- Objective -
Your task is to repeat the listing exactly.

** BEGIN **

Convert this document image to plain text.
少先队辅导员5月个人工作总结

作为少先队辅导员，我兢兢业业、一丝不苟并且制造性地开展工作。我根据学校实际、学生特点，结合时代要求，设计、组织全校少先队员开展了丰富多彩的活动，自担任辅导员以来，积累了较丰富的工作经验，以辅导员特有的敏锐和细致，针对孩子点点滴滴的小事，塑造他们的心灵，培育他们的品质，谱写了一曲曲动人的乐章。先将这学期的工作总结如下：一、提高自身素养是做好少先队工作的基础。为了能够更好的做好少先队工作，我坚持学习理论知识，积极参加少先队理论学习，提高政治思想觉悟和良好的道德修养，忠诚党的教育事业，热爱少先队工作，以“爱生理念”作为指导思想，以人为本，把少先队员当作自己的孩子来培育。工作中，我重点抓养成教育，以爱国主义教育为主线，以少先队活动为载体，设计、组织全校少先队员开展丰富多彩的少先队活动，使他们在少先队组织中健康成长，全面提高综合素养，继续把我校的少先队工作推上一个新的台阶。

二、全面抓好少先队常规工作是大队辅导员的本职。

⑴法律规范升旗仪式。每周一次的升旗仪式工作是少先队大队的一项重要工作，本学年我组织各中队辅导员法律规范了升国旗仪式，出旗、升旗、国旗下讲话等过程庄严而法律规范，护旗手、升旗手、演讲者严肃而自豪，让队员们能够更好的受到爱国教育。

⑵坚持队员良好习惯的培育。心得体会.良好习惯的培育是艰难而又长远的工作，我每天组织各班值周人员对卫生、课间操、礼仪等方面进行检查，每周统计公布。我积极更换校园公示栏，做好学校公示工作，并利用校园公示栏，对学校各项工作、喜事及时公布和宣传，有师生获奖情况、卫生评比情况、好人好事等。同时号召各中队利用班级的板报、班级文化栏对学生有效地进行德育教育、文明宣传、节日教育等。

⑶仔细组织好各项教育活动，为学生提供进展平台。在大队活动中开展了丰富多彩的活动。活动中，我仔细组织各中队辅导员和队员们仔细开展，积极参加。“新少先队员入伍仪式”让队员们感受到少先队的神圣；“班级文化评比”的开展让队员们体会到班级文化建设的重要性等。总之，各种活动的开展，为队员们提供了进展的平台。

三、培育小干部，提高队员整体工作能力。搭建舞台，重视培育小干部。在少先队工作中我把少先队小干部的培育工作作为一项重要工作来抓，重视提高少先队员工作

** END **

- Response -
Convert this document image to plain text.
少先队辅导员5月个人工作总结

作为少先队辅导员，我兢兢业业、一丝不苟并且制造性地开展工作。我根据学校实际、学生特点，结合时代要求，设计、组织全校少先队员开展了丰富多彩的活动，自担任辅导员以来，积累了较丰富的工作经验，以辅导员特有的敏锐和细致，针对孩子点点滴滴的小事，塑造他们的心灵，培育他们的品质，谱写了一曲曲动人的乐章。先将这学期的工作总结如下：一、提高自身素养是做好少先队工作的基础。为了能够更好的做好少先队工作，我坚持学习理论知识，积极参加少先队理论学习，提高政治思想觉悟和良好的道德修养，忠诚党的教育事业，热爱少先队工作，以“爱生理念”作为指导思想，以人为本，把少先队员当作自己的孩子来培育。工作中，我重点抓养成教育，以爱国主义教育为主线，以少先队活动为载体，设计、组织全校少先队员开展丰富多彩的少先队活动，使他们在少先队组织中健康成长，全面提高综合素养，继续把我校的少先队工作推上一个新的台阶。

二、全面抓好少先队常规工作是大队辅导员的本职。

⑴法律规范升旗仪式。每周一次的升旗仪式工作是少先队大队的一项重要工作，本学年我组织各中队辅导员法律规范了升国旗仪式，出旗、升旗、国旗下讲话等过程庄严而法律规范，护旗手、升旗手、演讲者严肃而自豪，让队员们能够更好的受到爱国教育。

⑵坚持队员良好习惯的培育。心得体会.良好习惯的培育是艰难而又长远的工作，我每天组织各班值周人员对卫生、课间操、礼仪等方面进行检查，每周统计公布。我积极更换校园公示栏，做好学校公示工作，并利用校园公示栏，对学校各项工作、喜事及时公布和宣传，有师生获奖情况、卫生评比情况、好人好事等。同时号召各中队利用班级的板报、班级文化栏对学生有效地进行德育教育、文明宣传、节日教育等。

⑶仔细组织好各项教育活动，为学生提供进展平台。在大队活动中开展了丰富多彩的活动。活动中，我仔细组织各中队辅导员和队员们仔细开展，积极参加。“新少先队员入伍仪式”让队员们感受到少先队的神圣；“班级文化评比”的开展让队员们体会到班级文化建设的重要性等。总之，各种活动的开展，为队员们提供了进展的平台。

三、培育小干部，提高队员整体工作能力。搭建舞台，重视培育小干部。在少先队工作中我把少先队小干部的培育工作作为一项重要工作来抓，重视提高少先队员工作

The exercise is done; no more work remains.